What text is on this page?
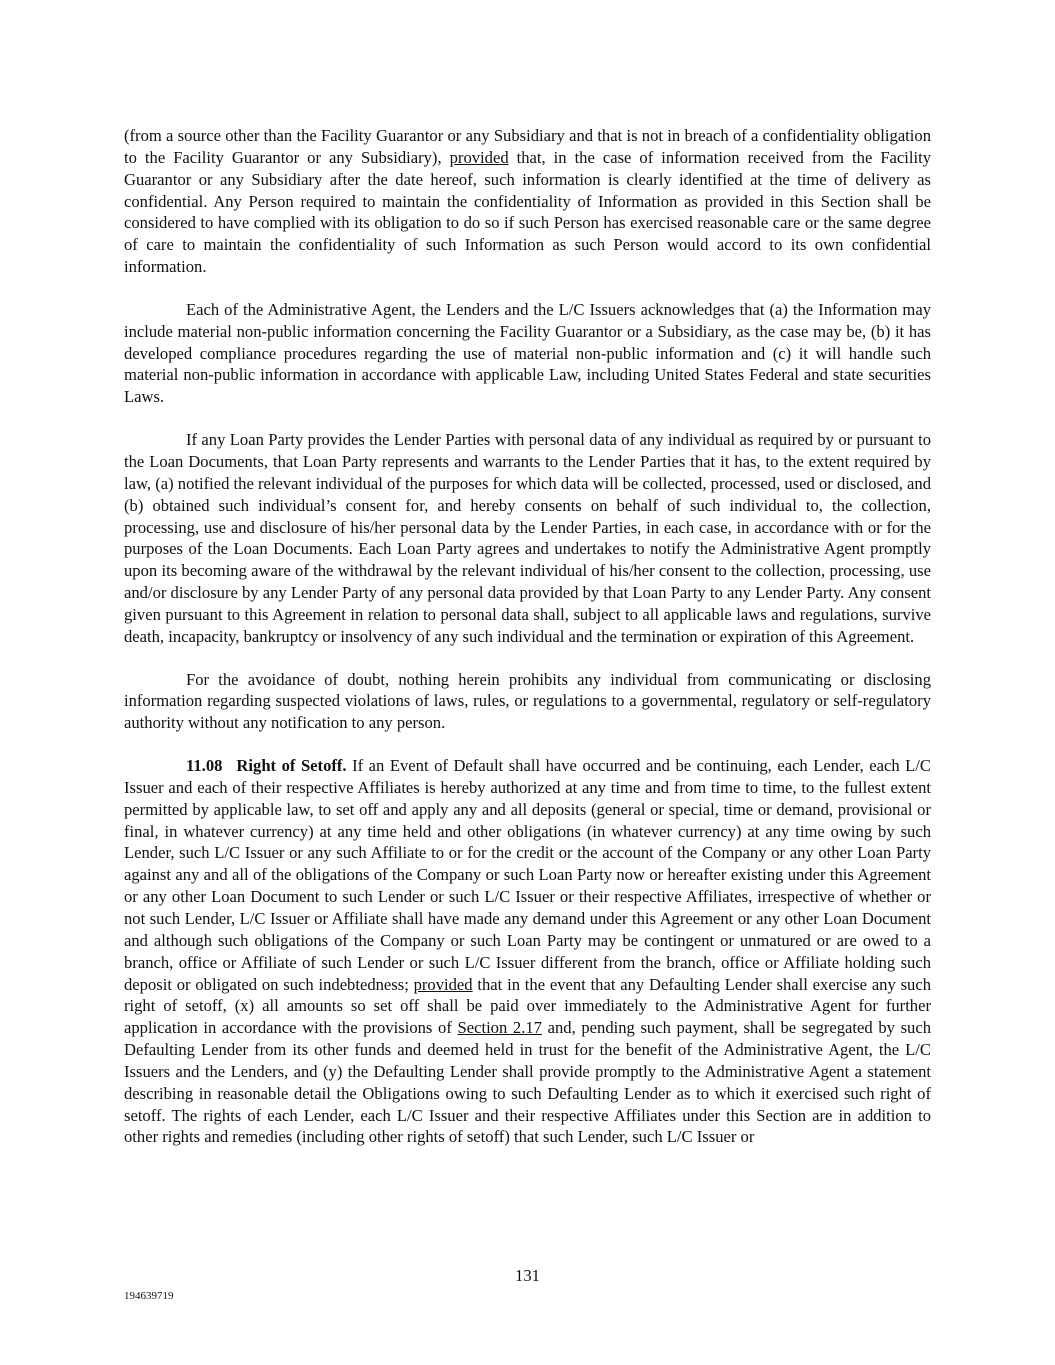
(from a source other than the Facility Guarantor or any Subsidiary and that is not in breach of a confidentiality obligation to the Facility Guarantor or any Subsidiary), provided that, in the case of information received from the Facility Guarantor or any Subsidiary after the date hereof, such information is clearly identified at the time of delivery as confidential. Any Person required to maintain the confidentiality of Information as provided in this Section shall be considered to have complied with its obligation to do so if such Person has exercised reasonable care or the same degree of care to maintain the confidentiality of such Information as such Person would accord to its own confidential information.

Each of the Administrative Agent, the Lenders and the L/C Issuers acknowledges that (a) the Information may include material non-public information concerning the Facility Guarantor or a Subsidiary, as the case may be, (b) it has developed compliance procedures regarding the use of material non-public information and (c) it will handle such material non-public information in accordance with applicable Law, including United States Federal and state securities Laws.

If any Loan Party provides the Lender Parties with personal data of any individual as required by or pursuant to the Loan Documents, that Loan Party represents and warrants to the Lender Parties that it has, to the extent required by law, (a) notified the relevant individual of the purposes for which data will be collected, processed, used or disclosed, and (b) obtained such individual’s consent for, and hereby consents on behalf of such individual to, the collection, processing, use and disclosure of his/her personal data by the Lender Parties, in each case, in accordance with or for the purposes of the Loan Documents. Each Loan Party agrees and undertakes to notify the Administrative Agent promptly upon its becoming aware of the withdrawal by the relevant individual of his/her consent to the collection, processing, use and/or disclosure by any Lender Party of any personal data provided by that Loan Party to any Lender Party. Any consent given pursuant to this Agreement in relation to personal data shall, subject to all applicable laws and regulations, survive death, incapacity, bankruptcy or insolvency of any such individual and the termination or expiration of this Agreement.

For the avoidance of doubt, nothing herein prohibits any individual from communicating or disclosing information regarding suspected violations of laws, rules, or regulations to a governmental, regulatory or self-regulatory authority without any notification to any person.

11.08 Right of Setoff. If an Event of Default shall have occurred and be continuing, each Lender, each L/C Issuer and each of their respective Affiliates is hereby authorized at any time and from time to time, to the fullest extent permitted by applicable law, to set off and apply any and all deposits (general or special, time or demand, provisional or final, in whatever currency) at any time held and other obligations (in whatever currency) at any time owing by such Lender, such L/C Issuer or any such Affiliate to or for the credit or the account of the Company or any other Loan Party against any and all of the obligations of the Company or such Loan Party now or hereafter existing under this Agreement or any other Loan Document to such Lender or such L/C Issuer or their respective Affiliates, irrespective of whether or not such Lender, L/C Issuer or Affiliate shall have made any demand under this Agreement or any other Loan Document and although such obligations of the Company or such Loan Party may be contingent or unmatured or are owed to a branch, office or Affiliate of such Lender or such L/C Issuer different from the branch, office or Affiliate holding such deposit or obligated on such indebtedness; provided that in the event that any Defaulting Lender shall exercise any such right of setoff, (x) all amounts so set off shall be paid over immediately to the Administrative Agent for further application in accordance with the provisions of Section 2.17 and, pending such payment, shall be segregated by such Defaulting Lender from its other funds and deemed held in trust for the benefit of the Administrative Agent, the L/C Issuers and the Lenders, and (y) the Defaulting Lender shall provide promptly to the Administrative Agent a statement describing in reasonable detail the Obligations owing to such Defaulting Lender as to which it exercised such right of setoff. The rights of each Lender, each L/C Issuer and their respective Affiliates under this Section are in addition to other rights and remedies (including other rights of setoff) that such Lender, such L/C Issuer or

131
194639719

·····

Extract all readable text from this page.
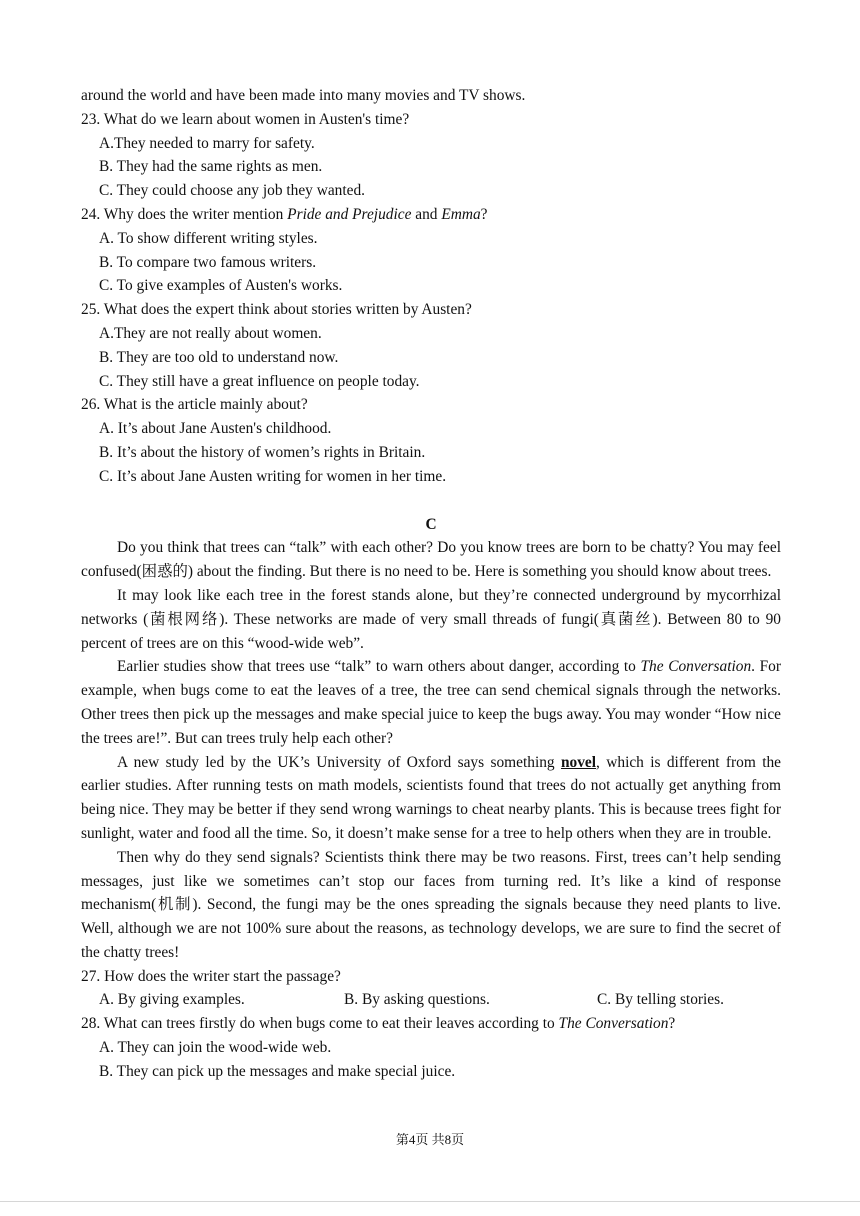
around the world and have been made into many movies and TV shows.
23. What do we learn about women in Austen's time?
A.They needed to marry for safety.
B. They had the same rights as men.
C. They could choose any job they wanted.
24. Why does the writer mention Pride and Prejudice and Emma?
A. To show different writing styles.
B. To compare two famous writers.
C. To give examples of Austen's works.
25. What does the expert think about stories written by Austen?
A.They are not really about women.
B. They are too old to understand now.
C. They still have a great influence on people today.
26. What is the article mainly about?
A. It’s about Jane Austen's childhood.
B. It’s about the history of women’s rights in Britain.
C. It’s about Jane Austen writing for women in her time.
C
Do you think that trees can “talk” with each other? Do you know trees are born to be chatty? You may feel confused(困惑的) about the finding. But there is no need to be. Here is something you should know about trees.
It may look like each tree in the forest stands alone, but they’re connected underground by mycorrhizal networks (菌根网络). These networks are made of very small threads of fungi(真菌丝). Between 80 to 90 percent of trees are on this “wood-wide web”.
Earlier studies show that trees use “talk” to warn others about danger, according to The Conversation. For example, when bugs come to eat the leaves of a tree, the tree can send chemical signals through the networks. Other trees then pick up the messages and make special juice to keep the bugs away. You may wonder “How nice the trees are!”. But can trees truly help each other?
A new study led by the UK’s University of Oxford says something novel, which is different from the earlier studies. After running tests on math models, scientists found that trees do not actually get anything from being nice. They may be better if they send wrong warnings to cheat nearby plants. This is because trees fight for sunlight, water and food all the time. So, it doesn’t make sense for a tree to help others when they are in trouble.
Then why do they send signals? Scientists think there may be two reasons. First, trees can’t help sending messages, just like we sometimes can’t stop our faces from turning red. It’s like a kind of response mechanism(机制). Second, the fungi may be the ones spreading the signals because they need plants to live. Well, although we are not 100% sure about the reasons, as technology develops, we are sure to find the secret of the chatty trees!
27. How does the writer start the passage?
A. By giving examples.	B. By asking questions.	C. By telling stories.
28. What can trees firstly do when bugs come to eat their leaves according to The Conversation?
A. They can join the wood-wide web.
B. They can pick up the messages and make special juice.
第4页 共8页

·····

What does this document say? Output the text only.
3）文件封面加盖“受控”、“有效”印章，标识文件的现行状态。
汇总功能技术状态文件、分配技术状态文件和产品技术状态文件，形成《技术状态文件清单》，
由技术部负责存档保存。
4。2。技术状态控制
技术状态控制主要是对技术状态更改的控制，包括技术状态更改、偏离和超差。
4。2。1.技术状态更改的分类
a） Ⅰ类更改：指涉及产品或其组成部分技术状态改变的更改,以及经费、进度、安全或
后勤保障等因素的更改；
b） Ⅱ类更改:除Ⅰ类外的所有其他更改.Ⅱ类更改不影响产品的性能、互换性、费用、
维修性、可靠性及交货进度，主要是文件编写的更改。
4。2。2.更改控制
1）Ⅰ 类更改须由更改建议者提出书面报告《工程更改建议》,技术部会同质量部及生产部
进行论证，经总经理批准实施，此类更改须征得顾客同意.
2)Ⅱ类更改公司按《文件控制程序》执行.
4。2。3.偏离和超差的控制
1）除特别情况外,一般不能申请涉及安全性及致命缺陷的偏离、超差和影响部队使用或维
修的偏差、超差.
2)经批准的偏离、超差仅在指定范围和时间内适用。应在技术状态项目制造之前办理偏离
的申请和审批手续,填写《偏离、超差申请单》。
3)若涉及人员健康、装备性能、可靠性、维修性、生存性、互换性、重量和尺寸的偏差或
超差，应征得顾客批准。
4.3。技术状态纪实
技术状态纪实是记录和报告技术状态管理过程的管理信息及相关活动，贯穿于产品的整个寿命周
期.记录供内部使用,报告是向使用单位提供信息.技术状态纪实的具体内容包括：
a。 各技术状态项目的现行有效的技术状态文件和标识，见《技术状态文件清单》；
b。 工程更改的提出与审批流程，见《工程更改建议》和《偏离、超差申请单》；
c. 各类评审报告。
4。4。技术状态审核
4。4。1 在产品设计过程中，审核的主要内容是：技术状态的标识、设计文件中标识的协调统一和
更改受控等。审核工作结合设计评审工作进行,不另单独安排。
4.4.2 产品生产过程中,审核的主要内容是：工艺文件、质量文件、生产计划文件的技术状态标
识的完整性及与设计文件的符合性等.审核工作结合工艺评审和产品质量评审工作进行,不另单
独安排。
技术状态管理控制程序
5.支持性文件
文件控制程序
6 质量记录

·····

WHAT TO PRODUCE: Examine the listing and say how many of its lines contain the string "plants". Give the number alone.

WRITTEN SOLUTION: 2